> **Do this**:
Repeat each entry as written and leave the images out of the copy.

> **Data records**:

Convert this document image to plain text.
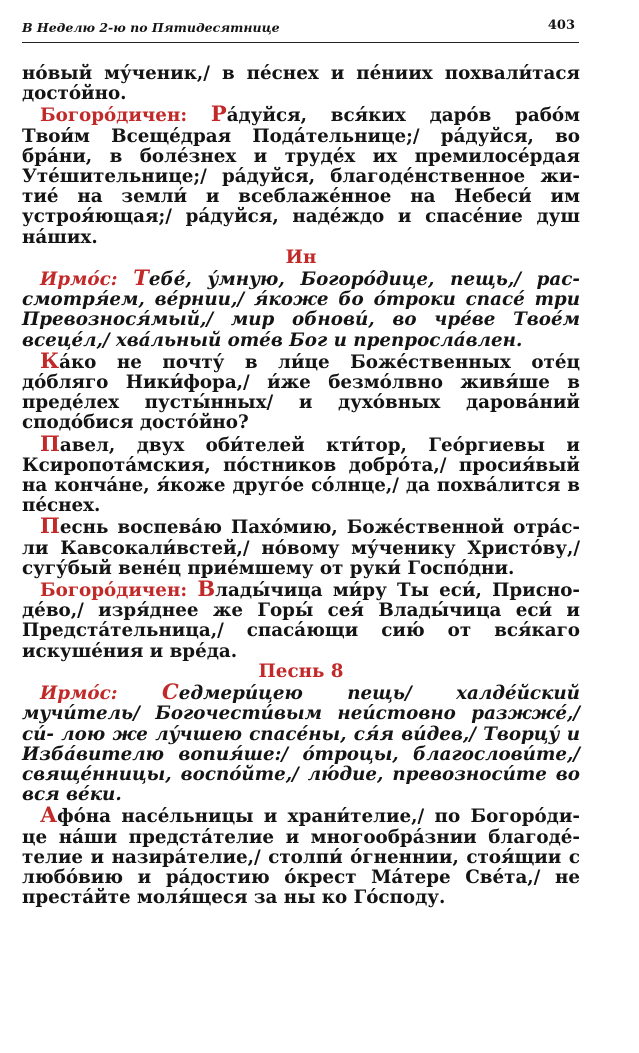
В Неделю 2-ю по Пятидесятнице	403

но́вый му́ченик,/ в пе́снех и пе́ниих похвали́тася досто́йно.

Богоро́дичен: Ра́дуйся, вся́ких даро́в рабо́м Твои́м Всеще́драя Пода́тельнице;/ ра́дуйся, во бра́ни, в боле́знех и труде́х их премилосе́рдая Уте́шительнице;/ ра́дуйся, благоде́нственное жи- тие́ на земли́ и всеблаже́нное на Небеси́ им устроя́ющая;/ ра́дуйся, наде́ждо и спасе́ние душ на́ших.

Ин

Ирмо́с: Тебе́, у́мную, Богоро́дице, пещь,/ рас- смотря́ем, ве́рнии,/ я́коже бо о́троки спасе́ три Превознося́мый,/ мир обнови́, во чре́ве Твое́м всеце́л,/ хва́льный оте́в Бог и препросла́влен.

Ка́ко не почту́ в ли́це Боже́ственных оте́ц до́бляго Ники́фора,/ и́же безмо́лвно живя́ше в преде́лех пусты́нных/ и духо́вных дарова́ний сподо́бися досто́йно?

Павел, двух оби́телей кти́тор, Гео́ргиевы и Ксиропота́мския, по́стников добро́та,/ просия́вый на конча́не, я́коже друго́е со́лнце,/ да похва́лится в пе́снех.

Песнь воспева́ю Пахо́мию, Боже́ственной отра́с- ли Кавсокали́встей,/ но́вому му́ченику Христо́ву,/ сугу́бый вене́ц прие́мшему от руки́ Госпо́дни.

Богоро́дичен: Влады́чица ми́ру Ты еси́, Присно- де́во,/ изря́днее же Горы́ сея́ Влады́чица еси́ и Предста́тельница,/ спаса́ющи сию́ от вся́каго искуше́ния и вре́да.

Песнь 8

Ирмо́с: Седмери́цею пещь/ халде́йский мучи́тель/ Богочести́вым неи́стовно разжже́,/ си́- лою же лу́чшею спасе́ны, ся́я ви́дев,/ Творцу́ и Изба́вителю вопия́ше:/ о́троцы, благослови́те,/ свяще́нницы, воспо́йте,/ лю́дие, превозноси́те во вся ве́ки.

Афо́на насе́льницы и храни́телие,/ по Богоро́ди- це на́ши предста́телие и многообра́знии благоде́- телие и назира́телие,/ столпи́ о́гненнии, стоя́щии с любо́вию и ра́достию о́крест Ма́тере Све́та,/ не преста́йте моля́щеся за ны ко Го́споду.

> **Exercise response**:
Convert this document image to plain text.
В Неделю 2-ю по Пятидесятнице	403

но́вый му́ченик,/ в пе́снех и пе́ниих похвали́тася досто́йно.

Богоро́дичен: Ра́дуйся, вся́ких даро́в рабо́м Твои́м Всеще́драя Пода́тельнице;/ ра́дуйся, во бра́ни, в боле́знех и труде́х их премилосе́рдая Уте́шительнице;/ ра́дуйся, благоде́нственное жи- тие́ на земли́ и всеблаже́нное на Небеси́ им устроя́ющая;/ ра́дуйся, наде́ждо и спасе́ние душ на́ших.

Ин

Ирмо́с: Тебе́, у́мную, Богоро́дице, пещь,/ рас- смотря́ем, ве́рнии,/ я́коже бо о́троки спасе́ три Превознося́мый,/ мир обнови́, во чре́ве Твое́м всеце́л,/ хва́льный оте́в Бог и препросла́влен.

Ка́ко не почту́ в ли́це Боже́ственных оте́ц до́бляго Ники́фора,/ и́же безмо́лвно живя́ше в преде́лех пусты́нных/ и духо́вных дарова́ний сподо́бися досто́йно?

Павел, двух оби́телей кти́тор, Гео́ргиевы и Ксиропота́мския, по́стников добро́та,/ просия́вый на конча́не, я́коже друго́е со́лнце,/ да похва́лится в пе́снех.

Песнь воспева́ю Пахо́мию, Боже́ственной отра́с- ли Кавсокали́встей,/ но́вому му́ченику Христо́ву,/ сугу́бый вене́ц прие́мшему от руки́ Госпо́дни.

Богоро́дичен: Влады́чица ми́ру Ты еси́, Присно- де́во,/ изря́днее же Горы́ сея́ Влады́чица еси́ и Предста́тельница,/ спаса́ющи сию́ от вся́каго искуше́ния и вре́да.

Песнь 8

Ирмо́с: Седмери́цею пещь/ халде́йский мучи́тель/ Богочести́вым неи́стовно разжже́,/ си́- лою же лу́чшею спасе́ны, ся́я ви́дев,/ Творцу́ и Изба́вителю вопия́ше:/ о́троцы, благослови́те,/ свяще́нницы, воспо́йте,/ лю́дие, превозноси́те во вся ве́ки.

Афо́на насе́льницы и храни́телие,/ по Богоро́ди- це на́ши предста́телие и многообра́знии благоде́- телие и назира́телие,/ столпи́ о́гненнии, стоя́щии с любо́вию и ра́достию о́крест Ма́тере Све́та,/ не преста́йте моля́щеся за ны ко Го́споду.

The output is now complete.